Task instructions:
All lines in which the word "Tolerance" occurs are to be extracted.
* * *
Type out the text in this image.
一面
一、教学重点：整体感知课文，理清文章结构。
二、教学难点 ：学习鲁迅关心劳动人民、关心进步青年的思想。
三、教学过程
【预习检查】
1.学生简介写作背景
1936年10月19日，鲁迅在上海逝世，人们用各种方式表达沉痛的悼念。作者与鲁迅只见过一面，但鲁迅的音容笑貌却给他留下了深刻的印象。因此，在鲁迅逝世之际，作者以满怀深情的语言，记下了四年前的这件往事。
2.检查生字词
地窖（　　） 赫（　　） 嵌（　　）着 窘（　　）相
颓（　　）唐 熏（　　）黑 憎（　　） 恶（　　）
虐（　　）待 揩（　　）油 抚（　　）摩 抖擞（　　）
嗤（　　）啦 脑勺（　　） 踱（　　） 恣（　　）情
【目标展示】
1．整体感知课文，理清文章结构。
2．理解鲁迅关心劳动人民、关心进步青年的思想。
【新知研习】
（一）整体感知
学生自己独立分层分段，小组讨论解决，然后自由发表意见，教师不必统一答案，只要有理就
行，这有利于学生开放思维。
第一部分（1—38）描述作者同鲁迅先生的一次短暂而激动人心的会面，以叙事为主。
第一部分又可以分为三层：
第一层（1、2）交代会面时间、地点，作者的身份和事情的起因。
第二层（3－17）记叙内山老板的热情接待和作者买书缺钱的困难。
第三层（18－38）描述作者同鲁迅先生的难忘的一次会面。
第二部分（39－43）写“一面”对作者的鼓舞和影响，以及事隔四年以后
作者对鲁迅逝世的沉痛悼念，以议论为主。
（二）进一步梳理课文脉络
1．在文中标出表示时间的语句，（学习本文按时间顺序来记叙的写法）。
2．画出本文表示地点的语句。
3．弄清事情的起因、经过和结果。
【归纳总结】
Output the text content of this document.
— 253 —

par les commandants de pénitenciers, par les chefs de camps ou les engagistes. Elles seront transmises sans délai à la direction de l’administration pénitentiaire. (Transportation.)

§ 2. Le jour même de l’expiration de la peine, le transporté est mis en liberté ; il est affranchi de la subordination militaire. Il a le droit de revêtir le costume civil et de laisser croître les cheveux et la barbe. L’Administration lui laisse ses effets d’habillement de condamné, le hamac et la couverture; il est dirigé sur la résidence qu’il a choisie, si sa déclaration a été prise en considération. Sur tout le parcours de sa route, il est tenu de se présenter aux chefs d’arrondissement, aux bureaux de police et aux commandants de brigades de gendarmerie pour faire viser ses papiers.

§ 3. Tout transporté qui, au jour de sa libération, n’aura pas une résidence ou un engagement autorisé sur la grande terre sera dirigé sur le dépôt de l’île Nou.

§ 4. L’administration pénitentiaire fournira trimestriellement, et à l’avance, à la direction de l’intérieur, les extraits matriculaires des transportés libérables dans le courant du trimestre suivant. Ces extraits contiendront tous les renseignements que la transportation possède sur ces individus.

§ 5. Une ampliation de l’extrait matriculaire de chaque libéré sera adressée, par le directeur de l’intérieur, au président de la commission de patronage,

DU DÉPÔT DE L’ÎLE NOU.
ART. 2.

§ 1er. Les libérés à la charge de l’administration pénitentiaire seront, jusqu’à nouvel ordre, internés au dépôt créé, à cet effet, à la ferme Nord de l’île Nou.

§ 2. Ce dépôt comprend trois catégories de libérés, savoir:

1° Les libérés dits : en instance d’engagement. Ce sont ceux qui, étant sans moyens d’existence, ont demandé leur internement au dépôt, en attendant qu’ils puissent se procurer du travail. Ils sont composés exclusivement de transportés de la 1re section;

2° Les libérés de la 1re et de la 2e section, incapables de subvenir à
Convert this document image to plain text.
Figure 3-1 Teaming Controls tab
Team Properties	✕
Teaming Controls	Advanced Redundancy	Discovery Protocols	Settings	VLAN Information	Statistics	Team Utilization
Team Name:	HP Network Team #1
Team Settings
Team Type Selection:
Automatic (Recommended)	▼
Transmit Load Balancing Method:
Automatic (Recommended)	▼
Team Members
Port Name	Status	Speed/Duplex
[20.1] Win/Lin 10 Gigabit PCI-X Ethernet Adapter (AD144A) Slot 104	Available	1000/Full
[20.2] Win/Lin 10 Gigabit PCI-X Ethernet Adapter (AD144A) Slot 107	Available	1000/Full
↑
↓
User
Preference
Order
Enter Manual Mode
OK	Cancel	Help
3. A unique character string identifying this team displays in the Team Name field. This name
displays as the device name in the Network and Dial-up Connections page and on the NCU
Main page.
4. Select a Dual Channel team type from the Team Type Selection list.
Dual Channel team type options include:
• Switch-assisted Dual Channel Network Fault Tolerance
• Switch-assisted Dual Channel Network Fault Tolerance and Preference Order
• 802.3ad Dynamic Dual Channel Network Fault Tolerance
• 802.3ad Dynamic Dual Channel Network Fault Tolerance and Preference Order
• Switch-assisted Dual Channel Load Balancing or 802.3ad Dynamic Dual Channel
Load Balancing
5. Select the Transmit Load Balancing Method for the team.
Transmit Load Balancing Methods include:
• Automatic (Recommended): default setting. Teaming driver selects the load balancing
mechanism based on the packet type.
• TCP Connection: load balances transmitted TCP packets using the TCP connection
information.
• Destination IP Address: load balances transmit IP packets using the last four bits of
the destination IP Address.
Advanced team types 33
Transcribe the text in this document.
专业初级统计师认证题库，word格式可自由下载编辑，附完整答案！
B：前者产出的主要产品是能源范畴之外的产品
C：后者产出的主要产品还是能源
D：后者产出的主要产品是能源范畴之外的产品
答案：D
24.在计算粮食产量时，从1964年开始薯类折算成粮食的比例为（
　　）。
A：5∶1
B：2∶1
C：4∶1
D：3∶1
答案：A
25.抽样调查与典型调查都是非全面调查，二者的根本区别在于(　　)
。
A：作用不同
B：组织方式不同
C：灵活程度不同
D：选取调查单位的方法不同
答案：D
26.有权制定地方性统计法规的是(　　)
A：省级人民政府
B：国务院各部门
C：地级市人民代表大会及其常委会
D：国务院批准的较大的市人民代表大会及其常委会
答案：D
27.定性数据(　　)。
* * *
Solution to this exercise:
• Switch-assisted Dual Channel Network Fault Tolerance
• Switch-assisted Dual Channel Network Fault Tolerance and Preference Order
• 802.3ad Dynamic Dual Channel Network Fault Tolerance
• 802.3ad Dynamic Dual Channel Network Fault Tolerance and Preference Order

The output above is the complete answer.